_SOURCE DATA_
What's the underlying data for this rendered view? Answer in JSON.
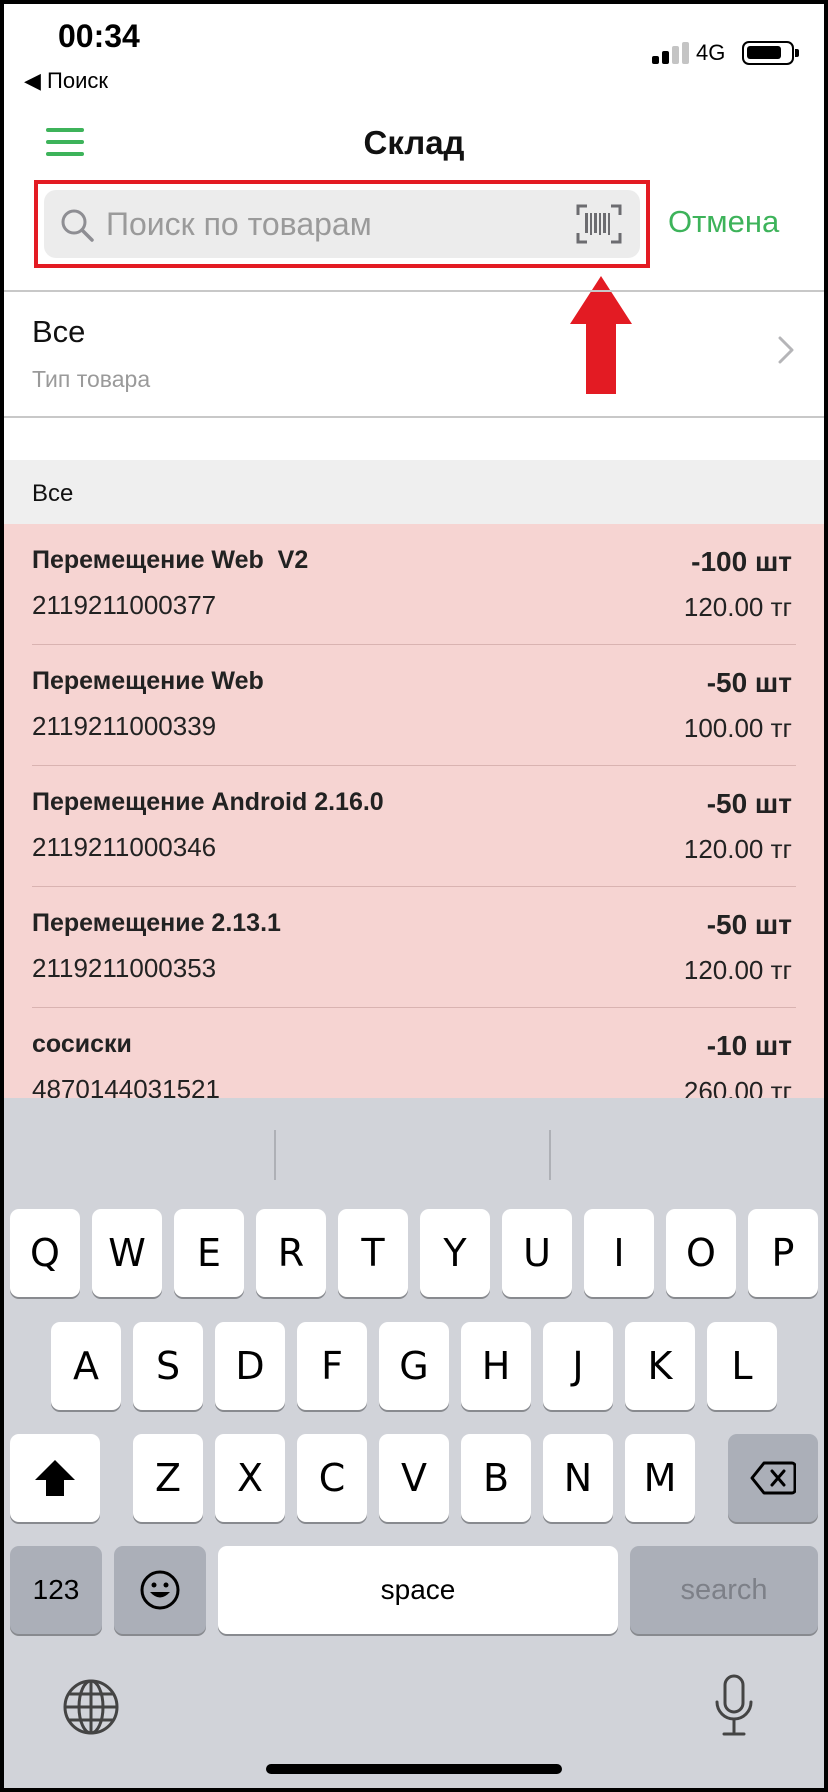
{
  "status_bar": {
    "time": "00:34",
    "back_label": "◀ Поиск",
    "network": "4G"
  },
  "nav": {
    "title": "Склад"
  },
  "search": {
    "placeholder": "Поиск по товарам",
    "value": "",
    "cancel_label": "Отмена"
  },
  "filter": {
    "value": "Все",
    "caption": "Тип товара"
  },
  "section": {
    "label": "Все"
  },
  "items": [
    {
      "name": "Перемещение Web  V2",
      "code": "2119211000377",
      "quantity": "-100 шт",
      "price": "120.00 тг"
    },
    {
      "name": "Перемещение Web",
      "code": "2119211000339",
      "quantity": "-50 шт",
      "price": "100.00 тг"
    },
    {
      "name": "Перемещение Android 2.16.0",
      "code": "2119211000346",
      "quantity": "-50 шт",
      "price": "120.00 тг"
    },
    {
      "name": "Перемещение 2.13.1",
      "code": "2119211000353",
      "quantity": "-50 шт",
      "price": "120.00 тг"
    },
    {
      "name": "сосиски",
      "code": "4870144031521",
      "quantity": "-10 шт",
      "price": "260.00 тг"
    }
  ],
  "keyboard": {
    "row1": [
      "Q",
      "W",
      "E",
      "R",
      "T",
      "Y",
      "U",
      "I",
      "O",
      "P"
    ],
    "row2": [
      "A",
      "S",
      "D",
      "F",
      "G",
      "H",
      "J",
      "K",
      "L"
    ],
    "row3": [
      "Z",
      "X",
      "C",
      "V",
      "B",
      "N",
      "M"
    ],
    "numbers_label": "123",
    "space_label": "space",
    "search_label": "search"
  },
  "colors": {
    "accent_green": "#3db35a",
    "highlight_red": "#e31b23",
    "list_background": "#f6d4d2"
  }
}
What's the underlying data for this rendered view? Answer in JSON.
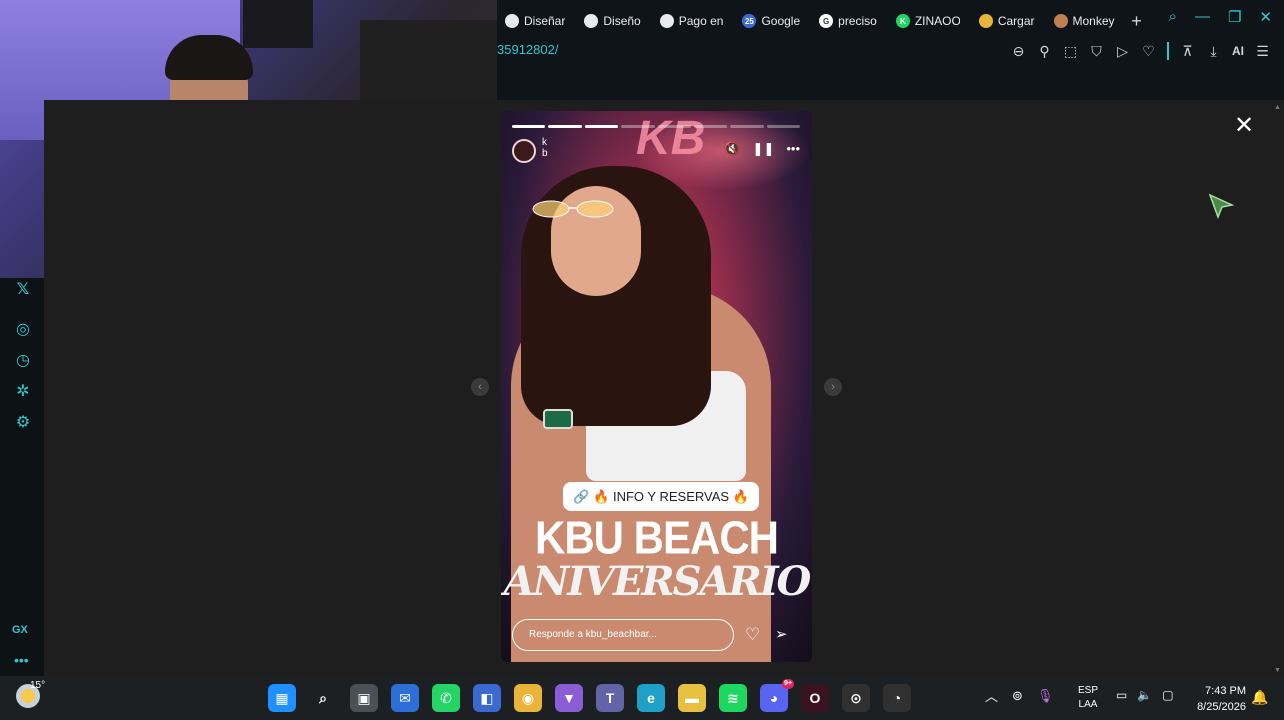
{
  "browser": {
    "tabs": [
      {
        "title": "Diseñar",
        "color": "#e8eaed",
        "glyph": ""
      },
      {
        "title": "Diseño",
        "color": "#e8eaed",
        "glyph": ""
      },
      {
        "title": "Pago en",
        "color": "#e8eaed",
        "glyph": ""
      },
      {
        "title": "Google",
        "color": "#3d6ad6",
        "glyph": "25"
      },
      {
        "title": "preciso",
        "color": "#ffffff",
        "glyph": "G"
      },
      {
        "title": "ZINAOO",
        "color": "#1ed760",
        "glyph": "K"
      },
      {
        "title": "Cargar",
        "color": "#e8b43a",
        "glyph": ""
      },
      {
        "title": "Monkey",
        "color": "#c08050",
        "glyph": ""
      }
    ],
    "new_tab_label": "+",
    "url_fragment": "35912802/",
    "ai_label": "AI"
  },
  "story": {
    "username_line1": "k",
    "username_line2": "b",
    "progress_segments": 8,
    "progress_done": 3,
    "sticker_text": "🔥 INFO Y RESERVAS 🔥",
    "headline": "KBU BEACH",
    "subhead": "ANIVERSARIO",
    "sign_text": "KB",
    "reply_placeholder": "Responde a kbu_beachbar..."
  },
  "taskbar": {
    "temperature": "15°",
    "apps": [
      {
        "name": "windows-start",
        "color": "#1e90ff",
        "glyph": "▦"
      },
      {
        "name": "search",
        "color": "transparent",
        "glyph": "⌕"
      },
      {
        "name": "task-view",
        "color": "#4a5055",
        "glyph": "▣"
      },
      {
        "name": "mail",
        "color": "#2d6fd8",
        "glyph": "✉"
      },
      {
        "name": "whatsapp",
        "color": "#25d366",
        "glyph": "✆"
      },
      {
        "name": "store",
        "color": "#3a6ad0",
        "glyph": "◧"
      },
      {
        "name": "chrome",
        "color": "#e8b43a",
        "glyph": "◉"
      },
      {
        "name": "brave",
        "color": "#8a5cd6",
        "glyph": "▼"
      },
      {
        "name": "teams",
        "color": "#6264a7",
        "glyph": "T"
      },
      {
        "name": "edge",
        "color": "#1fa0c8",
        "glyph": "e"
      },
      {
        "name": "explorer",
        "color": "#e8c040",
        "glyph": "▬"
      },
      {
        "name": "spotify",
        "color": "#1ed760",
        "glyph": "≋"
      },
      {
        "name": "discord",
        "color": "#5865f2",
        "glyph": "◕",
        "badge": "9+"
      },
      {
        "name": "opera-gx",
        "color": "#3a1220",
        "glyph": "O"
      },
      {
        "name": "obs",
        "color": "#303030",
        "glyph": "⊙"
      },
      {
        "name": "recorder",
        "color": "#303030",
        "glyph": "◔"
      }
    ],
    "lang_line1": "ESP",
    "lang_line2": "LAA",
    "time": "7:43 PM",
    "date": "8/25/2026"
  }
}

* * *

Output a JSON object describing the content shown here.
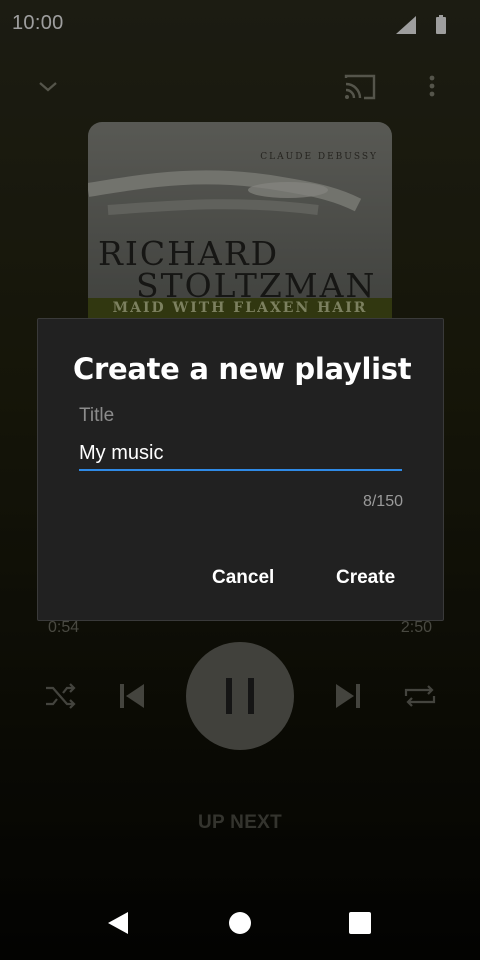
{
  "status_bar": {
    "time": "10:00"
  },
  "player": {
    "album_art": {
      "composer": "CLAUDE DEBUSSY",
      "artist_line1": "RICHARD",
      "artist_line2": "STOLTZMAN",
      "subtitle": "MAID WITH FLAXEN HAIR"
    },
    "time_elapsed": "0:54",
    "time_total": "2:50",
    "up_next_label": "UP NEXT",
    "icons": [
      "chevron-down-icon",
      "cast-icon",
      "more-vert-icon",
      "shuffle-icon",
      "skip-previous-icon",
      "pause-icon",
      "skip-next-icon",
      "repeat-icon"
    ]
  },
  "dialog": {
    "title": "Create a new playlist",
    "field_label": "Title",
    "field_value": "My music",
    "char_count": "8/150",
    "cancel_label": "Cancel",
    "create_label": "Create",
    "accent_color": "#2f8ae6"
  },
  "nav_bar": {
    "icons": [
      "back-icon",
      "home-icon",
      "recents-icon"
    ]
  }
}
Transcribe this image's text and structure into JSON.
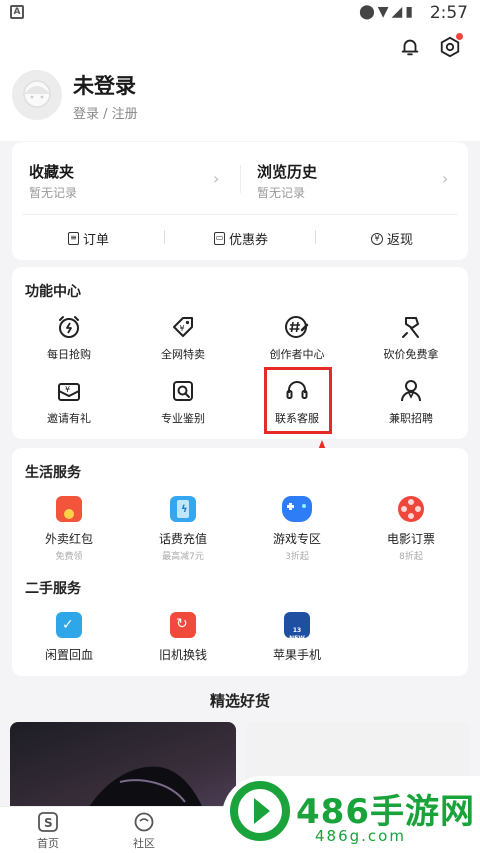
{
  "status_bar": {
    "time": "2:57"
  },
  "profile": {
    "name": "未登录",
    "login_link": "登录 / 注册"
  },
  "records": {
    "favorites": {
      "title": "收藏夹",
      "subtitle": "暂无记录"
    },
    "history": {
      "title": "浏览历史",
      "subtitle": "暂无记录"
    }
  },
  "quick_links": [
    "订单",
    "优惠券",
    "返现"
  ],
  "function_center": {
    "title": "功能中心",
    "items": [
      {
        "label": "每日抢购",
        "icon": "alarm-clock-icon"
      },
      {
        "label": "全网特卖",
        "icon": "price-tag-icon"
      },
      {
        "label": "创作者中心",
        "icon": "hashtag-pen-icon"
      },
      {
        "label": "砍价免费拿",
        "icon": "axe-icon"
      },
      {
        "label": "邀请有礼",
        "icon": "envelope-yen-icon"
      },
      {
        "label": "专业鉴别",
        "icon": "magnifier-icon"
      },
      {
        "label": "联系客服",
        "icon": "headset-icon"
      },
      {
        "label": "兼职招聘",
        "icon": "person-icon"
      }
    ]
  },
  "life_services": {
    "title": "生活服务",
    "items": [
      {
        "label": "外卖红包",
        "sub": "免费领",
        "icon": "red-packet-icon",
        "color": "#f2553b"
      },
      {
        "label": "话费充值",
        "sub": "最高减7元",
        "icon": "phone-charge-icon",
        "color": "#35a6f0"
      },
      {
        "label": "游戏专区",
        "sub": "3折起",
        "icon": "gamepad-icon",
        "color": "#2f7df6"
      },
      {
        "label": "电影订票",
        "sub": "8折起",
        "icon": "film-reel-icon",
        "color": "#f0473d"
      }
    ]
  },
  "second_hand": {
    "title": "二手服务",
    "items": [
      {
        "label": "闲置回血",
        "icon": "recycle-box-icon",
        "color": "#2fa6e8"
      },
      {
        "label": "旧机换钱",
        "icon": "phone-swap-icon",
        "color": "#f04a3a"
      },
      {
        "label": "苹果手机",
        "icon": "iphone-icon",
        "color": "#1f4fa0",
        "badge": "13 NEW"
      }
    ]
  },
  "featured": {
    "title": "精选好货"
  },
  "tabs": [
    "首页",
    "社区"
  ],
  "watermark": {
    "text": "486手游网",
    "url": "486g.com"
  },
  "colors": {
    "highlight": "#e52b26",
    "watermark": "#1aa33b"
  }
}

_DIRECTIONS_
Show all lines in the entries above where the word "Перемещение" appears.

_ANSWER FOR THIS EXERCISE_
      "name": "Перемещение Web  V2",
      "name": "Перемещение Web",
      "name": "Перемещение Android 2.16.0",
      "name": "Перемещение 2.13.1",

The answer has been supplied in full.